> **What you need to do**
Write the records out again exactly, leaving no images in.

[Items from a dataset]
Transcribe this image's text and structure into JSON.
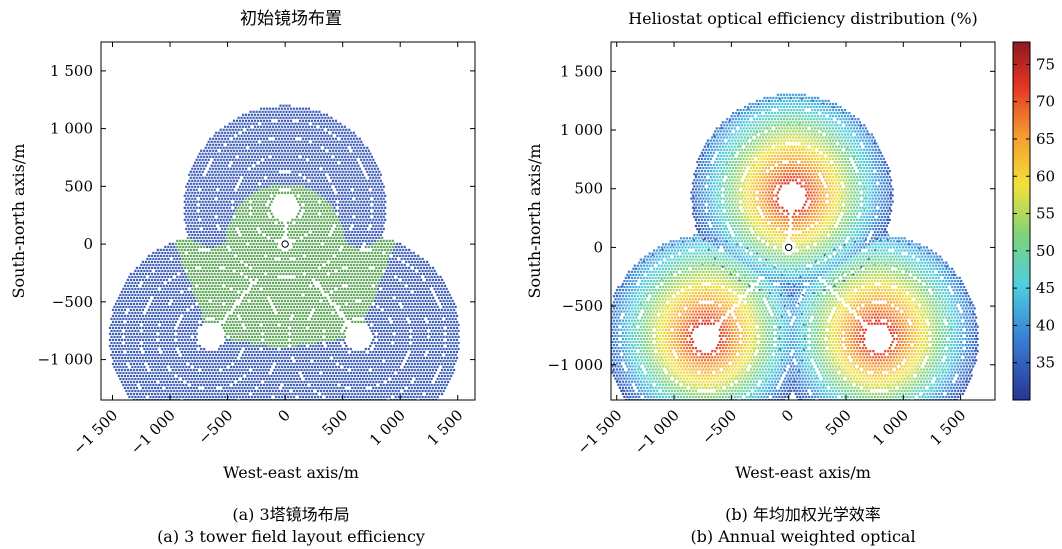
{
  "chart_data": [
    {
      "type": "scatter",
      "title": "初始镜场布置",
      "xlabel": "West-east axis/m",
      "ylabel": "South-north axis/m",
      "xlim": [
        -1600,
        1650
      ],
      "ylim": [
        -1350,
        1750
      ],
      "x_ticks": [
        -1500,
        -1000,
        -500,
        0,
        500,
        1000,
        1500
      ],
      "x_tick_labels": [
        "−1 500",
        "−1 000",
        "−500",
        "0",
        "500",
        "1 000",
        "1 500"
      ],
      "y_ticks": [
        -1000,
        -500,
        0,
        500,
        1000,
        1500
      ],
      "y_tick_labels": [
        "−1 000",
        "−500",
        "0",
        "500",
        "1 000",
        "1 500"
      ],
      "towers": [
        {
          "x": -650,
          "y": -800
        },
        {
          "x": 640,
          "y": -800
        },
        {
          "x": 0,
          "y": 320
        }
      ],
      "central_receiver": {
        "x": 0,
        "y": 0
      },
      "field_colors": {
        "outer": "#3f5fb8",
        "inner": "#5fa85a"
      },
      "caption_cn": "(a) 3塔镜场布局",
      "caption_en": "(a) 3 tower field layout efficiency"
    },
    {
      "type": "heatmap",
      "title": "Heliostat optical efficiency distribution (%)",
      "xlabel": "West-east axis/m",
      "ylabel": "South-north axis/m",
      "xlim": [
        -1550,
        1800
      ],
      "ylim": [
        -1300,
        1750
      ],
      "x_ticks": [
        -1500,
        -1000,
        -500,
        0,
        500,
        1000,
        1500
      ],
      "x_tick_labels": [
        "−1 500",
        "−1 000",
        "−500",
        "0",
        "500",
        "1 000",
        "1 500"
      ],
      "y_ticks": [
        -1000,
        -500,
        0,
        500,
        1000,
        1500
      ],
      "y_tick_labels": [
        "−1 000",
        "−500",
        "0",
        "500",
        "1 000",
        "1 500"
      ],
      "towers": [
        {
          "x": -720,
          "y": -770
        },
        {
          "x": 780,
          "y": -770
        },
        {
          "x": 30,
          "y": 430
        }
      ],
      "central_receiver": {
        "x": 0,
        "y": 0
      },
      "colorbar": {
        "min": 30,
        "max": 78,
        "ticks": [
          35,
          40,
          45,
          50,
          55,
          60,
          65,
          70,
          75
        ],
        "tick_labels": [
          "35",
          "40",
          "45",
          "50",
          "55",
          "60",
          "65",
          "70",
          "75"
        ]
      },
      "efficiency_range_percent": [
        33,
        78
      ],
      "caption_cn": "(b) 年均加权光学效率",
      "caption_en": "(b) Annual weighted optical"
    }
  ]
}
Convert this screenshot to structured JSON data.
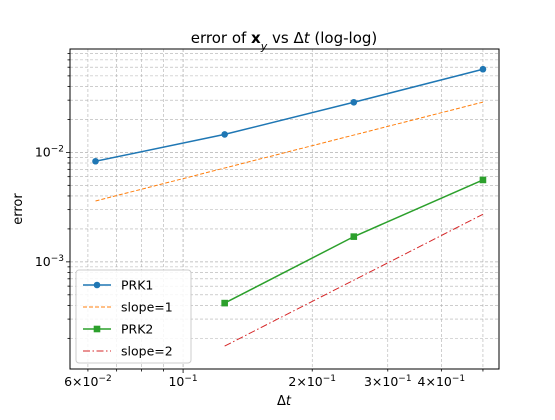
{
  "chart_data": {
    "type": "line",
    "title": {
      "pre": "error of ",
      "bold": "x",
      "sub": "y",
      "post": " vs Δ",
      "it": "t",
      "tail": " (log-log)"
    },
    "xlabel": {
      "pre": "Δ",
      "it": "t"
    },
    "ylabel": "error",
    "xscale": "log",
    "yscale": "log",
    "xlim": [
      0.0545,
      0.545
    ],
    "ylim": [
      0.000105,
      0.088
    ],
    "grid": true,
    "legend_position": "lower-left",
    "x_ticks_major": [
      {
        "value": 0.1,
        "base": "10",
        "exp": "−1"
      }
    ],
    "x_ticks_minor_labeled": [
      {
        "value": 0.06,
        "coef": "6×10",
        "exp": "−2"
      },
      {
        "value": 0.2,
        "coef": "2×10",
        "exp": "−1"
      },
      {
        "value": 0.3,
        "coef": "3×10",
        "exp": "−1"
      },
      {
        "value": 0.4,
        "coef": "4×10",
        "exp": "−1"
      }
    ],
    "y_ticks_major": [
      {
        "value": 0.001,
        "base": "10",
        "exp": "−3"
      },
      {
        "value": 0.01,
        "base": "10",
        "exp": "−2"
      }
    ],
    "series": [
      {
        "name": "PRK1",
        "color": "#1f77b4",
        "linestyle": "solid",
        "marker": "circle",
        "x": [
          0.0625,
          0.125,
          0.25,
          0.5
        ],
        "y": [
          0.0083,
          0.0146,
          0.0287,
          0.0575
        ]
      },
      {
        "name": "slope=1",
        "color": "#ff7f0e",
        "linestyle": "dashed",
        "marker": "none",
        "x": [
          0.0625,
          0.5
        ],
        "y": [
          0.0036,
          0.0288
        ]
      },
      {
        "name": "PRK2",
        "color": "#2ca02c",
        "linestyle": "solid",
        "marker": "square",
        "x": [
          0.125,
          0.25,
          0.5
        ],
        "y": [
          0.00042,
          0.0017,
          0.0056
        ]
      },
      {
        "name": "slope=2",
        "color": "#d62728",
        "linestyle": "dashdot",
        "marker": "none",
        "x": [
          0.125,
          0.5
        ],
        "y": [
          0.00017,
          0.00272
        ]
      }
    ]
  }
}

> **Task output**
Transcribe this image's text and structure into JSON.
{
  "chart_data": [
    {
      "type": "scatter",
      "title": "初始镜场布置",
      "xlabel": "West-east axis/m",
      "ylabel": "South-north axis/m",
      "xlim": [
        -1600,
        1650
      ],
      "ylim": [
        -1350,
        1750
      ],
      "x_ticks": [
        -1500,
        -1000,
        -500,
        0,
        500,
        1000,
        1500
      ],
      "x_tick_labels": [
        "−1 500",
        "−1 000",
        "−500",
        "0",
        "500",
        "1 000",
        "1 500"
      ],
      "y_ticks": [
        -1000,
        -500,
        0,
        500,
        1000,
        1500
      ],
      "y_tick_labels": [
        "−1 000",
        "−500",
        "0",
        "500",
        "1 000",
        "1 500"
      ],
      "towers": [
        {
          "x": -650,
          "y": -800
        },
        {
          "x": 640,
          "y": -800
        },
        {
          "x": 0,
          "y": 320
        }
      ],
      "central_receiver": {
        "x": 0,
        "y": 0
      },
      "field_colors": {
        "outer": "#3f5fb8",
        "inner": "#5fa85a"
      },
      "caption_cn": "(a) 3塔镜场布局",
      "caption_en": "(a) 3 tower field layout efficiency"
    },
    {
      "type": "heatmap",
      "title": "Heliostat optical efficiency distribution (%)",
      "xlabel": "West-east axis/m",
      "ylabel": "South-north axis/m",
      "xlim": [
        -1550,
        1800
      ],
      "ylim": [
        -1300,
        1750
      ],
      "x_ticks": [
        -1500,
        -1000,
        -500,
        0,
        500,
        1000,
        1500
      ],
      "x_tick_labels": [
        "−1 500",
        "−1 000",
        "−500",
        "0",
        "500",
        "1 000",
        "1 500"
      ],
      "y_ticks": [
        -1000,
        -500,
        0,
        500,
        1000,
        1500
      ],
      "y_tick_labels": [
        "−1 000",
        "−500",
        "0",
        "500",
        "1 000",
        "1 500"
      ],
      "towers": [
        {
          "x": -720,
          "y": -770
        },
        {
          "x": 780,
          "y": -770
        },
        {
          "x": 30,
          "y": 430
        }
      ],
      "central_receiver": {
        "x": 0,
        "y": 0
      },
      "colorbar": {
        "min": 30,
        "max": 78,
        "ticks": [
          35,
          40,
          45,
          50,
          55,
          60,
          65,
          70,
          75
        ],
        "tick_labels": [
          "35",
          "40",
          "45",
          "50",
          "55",
          "60",
          "65",
          "70",
          "75"
        ]
      },
      "efficiency_range_percent": [
        33,
        78
      ],
      "caption_cn": "(b) 年均加权光学效率",
      "caption_en": "(b) Annual weighted optical"
    }
  ]
}
Convert this screenshot to structured JSON data.
{
  "chart_data": {
    "type": "line",
    "title": {
      "pre": "error of ",
      "bold": "x",
      "sub": "y",
      "post": " vs Δ",
      "it": "t",
      "tail": " (log-log)"
    },
    "xlabel": {
      "pre": "Δ",
      "it": "t"
    },
    "ylabel": "error",
    "xscale": "log",
    "yscale": "log",
    "xlim": [
      0.0545,
      0.545
    ],
    "ylim": [
      0.000105,
      0.088
    ],
    "grid": true,
    "legend_position": "lower-left",
    "x_ticks_major": [
      {
        "value": 0.1,
        "base": "10",
        "exp": "−1"
      }
    ],
    "x_ticks_minor_labeled": [
      {
        "value": 0.06,
        "coef": "6×10",
        "exp": "−2"
      },
      {
        "value": 0.2,
        "coef": "2×10",
        "exp": "−1"
      },
      {
        "value": 0.3,
        "coef": "3×10",
        "exp": "−1"
      },
      {
        "value": 0.4,
        "coef": "4×10",
        "exp": "−1"
      }
    ],
    "y_ticks_major": [
      {
        "value": 0.001,
        "base": "10",
        "exp": "−3"
      },
      {
        "value": 0.01,
        "base": "10",
        "exp": "−2"
      }
    ],
    "series": [
      {
        "name": "PRK1",
        "color": "#1f77b4",
        "linestyle": "solid",
        "marker": "circle",
        "x": [
          0.0625,
          0.125,
          0.25,
          0.5
        ],
        "y": [
          0.0083,
          0.0146,
          0.0287,
          0.0575
        ]
      },
      {
        "name": "slope=1",
        "color": "#ff7f0e",
        "linestyle": "dashed",
        "marker": "none",
        "x": [
          0.0625,
          0.5
        ],
        "y": [
          0.0036,
          0.0288
        ]
      },
      {
        "name": "PRK2",
        "color": "#2ca02c",
        "linestyle": "solid",
        "marker": "square",
        "x": [
          0.125,
          0.25,
          0.5
        ],
        "y": [
          0.00042,
          0.0017,
          0.0056
        ]
      },
      {
        "name": "slope=2",
        "color": "#d62728",
        "linestyle": "dashdot",
        "marker": "none",
        "x": [
          0.125,
          0.5
        ],
        "y": [
          0.00017,
          0.00272
        ]
      }
    ]
  }
}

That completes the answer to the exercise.